**Stated task**
Pull out every line in the records below that contains the string "VRIJDAG". Treat the match as case-sensitive.

Part of a data file

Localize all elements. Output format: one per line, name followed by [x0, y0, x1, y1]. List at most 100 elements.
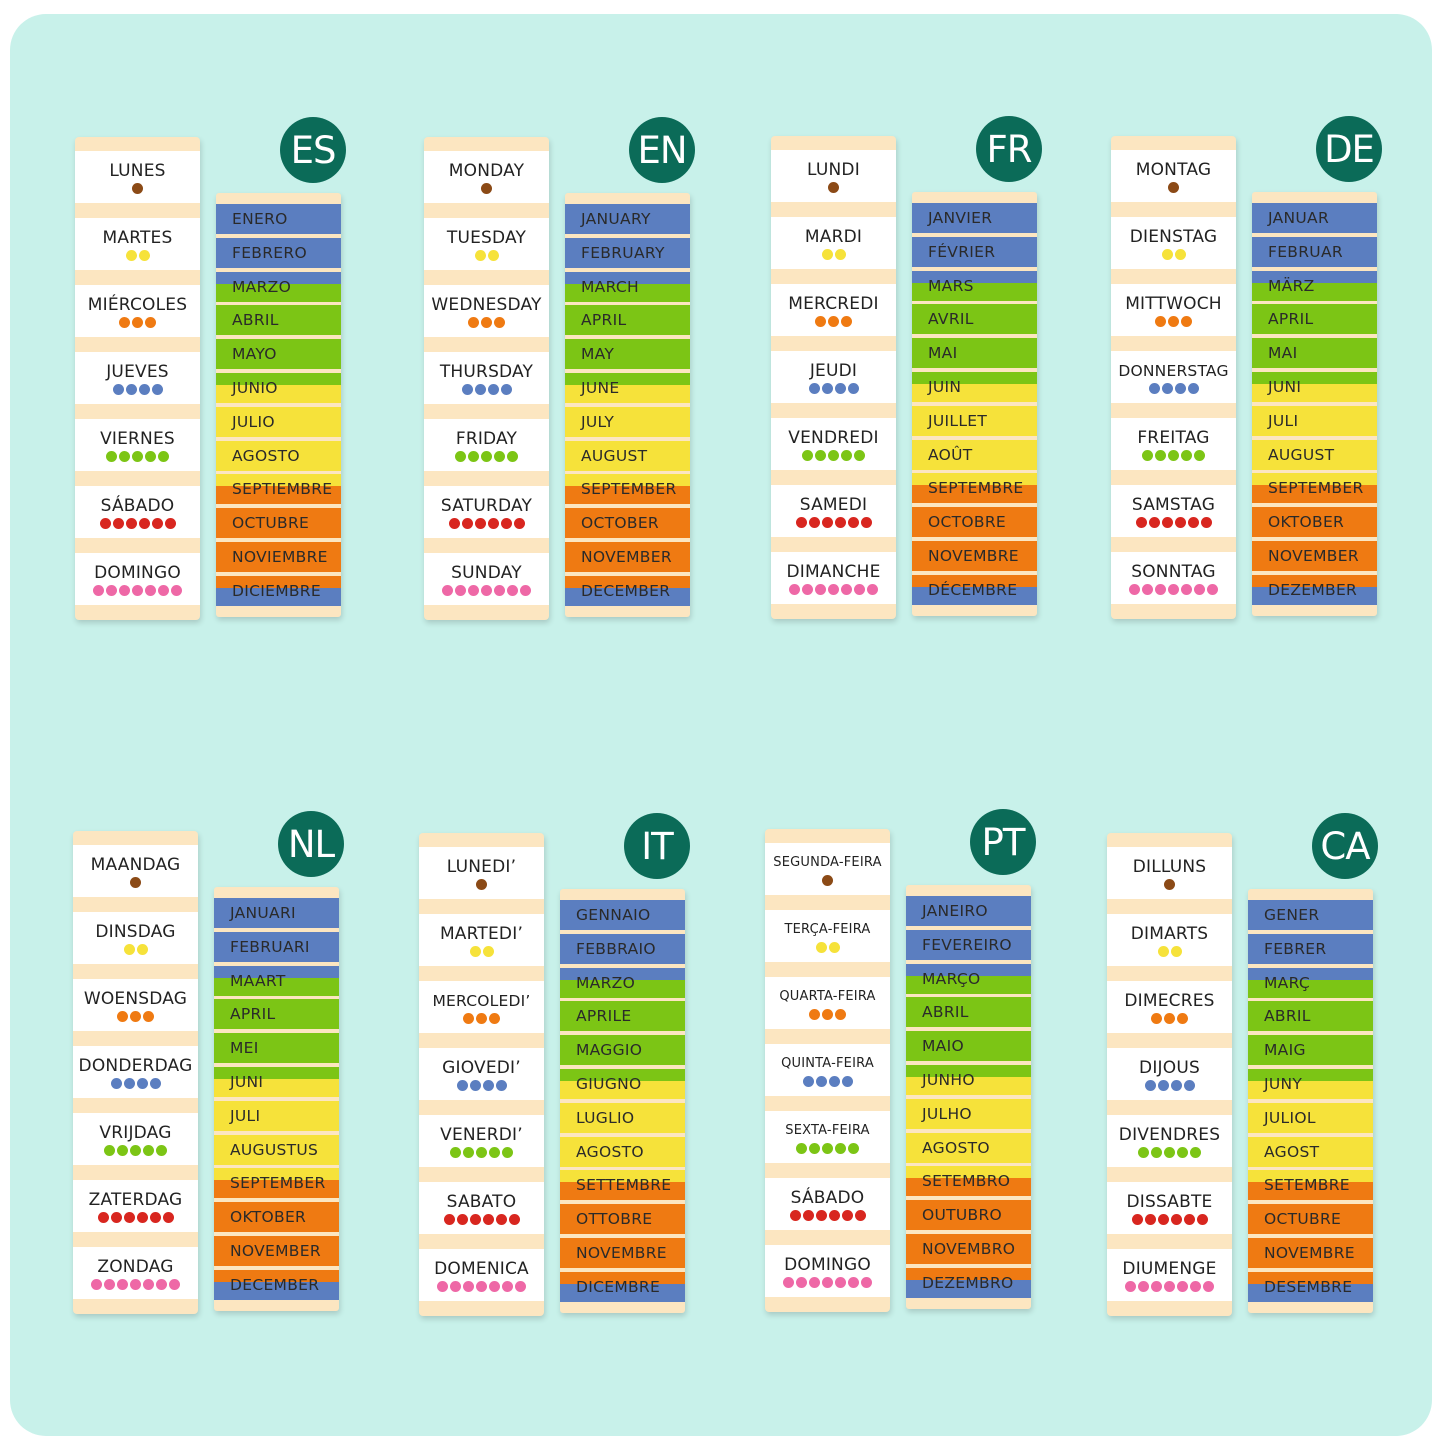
month-bar: MARS [912, 270, 1037, 301]
weekday-dot [468, 451, 479, 462]
weekday-dot [1190, 1281, 1201, 1292]
month-bar: DESEMBRE [1248, 1271, 1373, 1302]
weekday-card: DINSDAG [73, 912, 198, 964]
month-bar: FEBRERO [216, 237, 341, 268]
month-bar: NOVEMBER [565, 542, 690, 572]
weekday-card: DIENSTAG [1111, 217, 1236, 269]
weekday-dot [802, 584, 813, 595]
weekday-dot [494, 585, 505, 596]
weekday-dot [789, 584, 800, 595]
weekday-dot [132, 451, 143, 462]
weekday-dot [1174, 517, 1186, 528]
weekday-dot [487, 250, 499, 261]
month-bar: SEPTIEMBRE [216, 474, 341, 505]
weekday-dots [789, 1210, 866, 1221]
month-bar: MAYO [216, 339, 341, 370]
weekday-dot [828, 450, 839, 461]
weekday-dot [455, 585, 466, 596]
weekday-dot [463, 1013, 474, 1024]
weekday-dot [125, 384, 137, 395]
weekday-dot [795, 517, 807, 528]
weekday-label: VIERNES [100, 429, 175, 449]
weekday-label: ZATERDAG [88, 1190, 183, 1210]
weekday-dot [442, 585, 453, 596]
weekday-dot [796, 1143, 807, 1154]
weekday-dot [1155, 316, 1166, 327]
weekday-dots [1129, 584, 1218, 595]
weekday-label: DOMINGO [784, 1255, 871, 1275]
month-bar: ABRIL [216, 305, 341, 336]
weekday-strip: MAANDAG DINSDAG WOENSDAG DONDERDAG VRIJDAG ZA… [73, 831, 198, 1314]
weekday-dot [508, 1214, 520, 1225]
weekday-label: TERÇA-FEIRA [784, 922, 871, 937]
weekday-dot [158, 585, 169, 596]
language-badge-en: EN [629, 117, 695, 183]
weekday-dot [482, 1214, 494, 1225]
weekday-dot [461, 518, 473, 529]
weekday-dots [796, 1143, 859, 1154]
weekday-dot [106, 451, 117, 462]
month-bar: MARZO [216, 271, 341, 302]
month-bar: NOVEMBRE [1248, 1238, 1373, 1268]
weekday-dots [463, 1013, 500, 1024]
weekday-card: VRIJDAG [73, 1113, 198, 1165]
weekday-card: SEXTA-FEIRA [765, 1111, 890, 1163]
month-bar: JULHO [906, 1098, 1031, 1129]
weekday-label: DONDERDAG [78, 1056, 193, 1076]
weekday-label: ZONDAG [97, 1257, 174, 1277]
weekday-dot [1187, 383, 1199, 394]
month-bar: DICEMBRE [560, 1271, 685, 1302]
weekday-dot [1125, 1281, 1136, 1292]
weekday-dot [1174, 249, 1186, 260]
weekday-dot [456, 1080, 468, 1091]
weekday-dots [1131, 1214, 1208, 1225]
weekday-dot [476, 1013, 487, 1024]
weekday-dot [138, 384, 150, 395]
month-bar: JUNY [1248, 1069, 1373, 1099]
weekday-dot [1155, 450, 1166, 461]
month-bar: MÄRZ [1252, 270, 1377, 301]
weekday-dot [145, 317, 156, 328]
weekday-card: MERCOLEDI’ [419, 981, 544, 1033]
weekday-label: MIÉRCOLES [87, 295, 188, 315]
month-bar: SETEMBRO [906, 1166, 1031, 1197]
month-bar: SEPTEMBER [1252, 473, 1377, 504]
weekday-dots [123, 944, 148, 955]
weekday-card: TERÇA-FEIRA [765, 910, 890, 962]
weekday-dot [448, 518, 460, 529]
weekday-dots [802, 450, 865, 461]
weekday-dot [835, 1277, 846, 1288]
weekday-card: DIMECRES [1107, 981, 1232, 1033]
weekday-label: SEGUNDA-FEIRA [773, 855, 882, 870]
weekday-dot [117, 1279, 128, 1290]
weekday-dot [502, 1147, 513, 1158]
weekday-label: MERCOLEDI’ [432, 992, 531, 1010]
weekday-dot [138, 518, 150, 529]
weekday-dot [513, 518, 525, 529]
weekday-dot [815, 316, 826, 327]
weekday-dot [130, 1011, 141, 1022]
weekday-dot [1138, 1281, 1149, 1292]
weekday-card: SATURDAY [424, 486, 549, 538]
weekday-dot [125, 250, 137, 261]
weekday-card: MONDAY [424, 151, 549, 203]
weekday-dot [1157, 946, 1169, 957]
weekday-card: WEDNESDAY [424, 285, 549, 337]
weekday-dots [132, 183, 143, 194]
month-bar: FEBRUARI [214, 931, 339, 962]
weekday-label: DIVENDRES [1118, 1125, 1221, 1145]
weekday-dot [123, 1212, 135, 1223]
month-bar: MEI [214, 1033, 339, 1064]
weekday-dot [1157, 1214, 1169, 1225]
weekday-label: SUNDAY [451, 563, 522, 583]
weekday-dot [1164, 1281, 1175, 1292]
weekday-dot [437, 1281, 448, 1292]
weekday-card: MIÉRCOLES [75, 285, 200, 337]
weekday-label: QUARTA-FEIRA [779, 989, 876, 1004]
weekday-strip: MONTAG DIENSTAG MITTWOCH DONNERSTAG FREITAG S… [1111, 136, 1236, 619]
weekday-dot [463, 1281, 474, 1292]
calendar-set-de: DE MONTAG DIENSTAG MITTWOCH DONNERSTAG FREITA… [1111, 116, 1411, 619]
weekday-card: MARTEDI’ [419, 914, 544, 966]
month-bar: OUTUBRO [906, 1200, 1031, 1231]
weekday-card: SABATO [419, 1182, 544, 1234]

**The result**
weekday-strip: MAANDAG DINSDAG WOENSDAG DONDERDAG VRIJDAG ZA… [73, 831, 198, 1314]
weekday-card: VRIJDAG [73, 1113, 198, 1165]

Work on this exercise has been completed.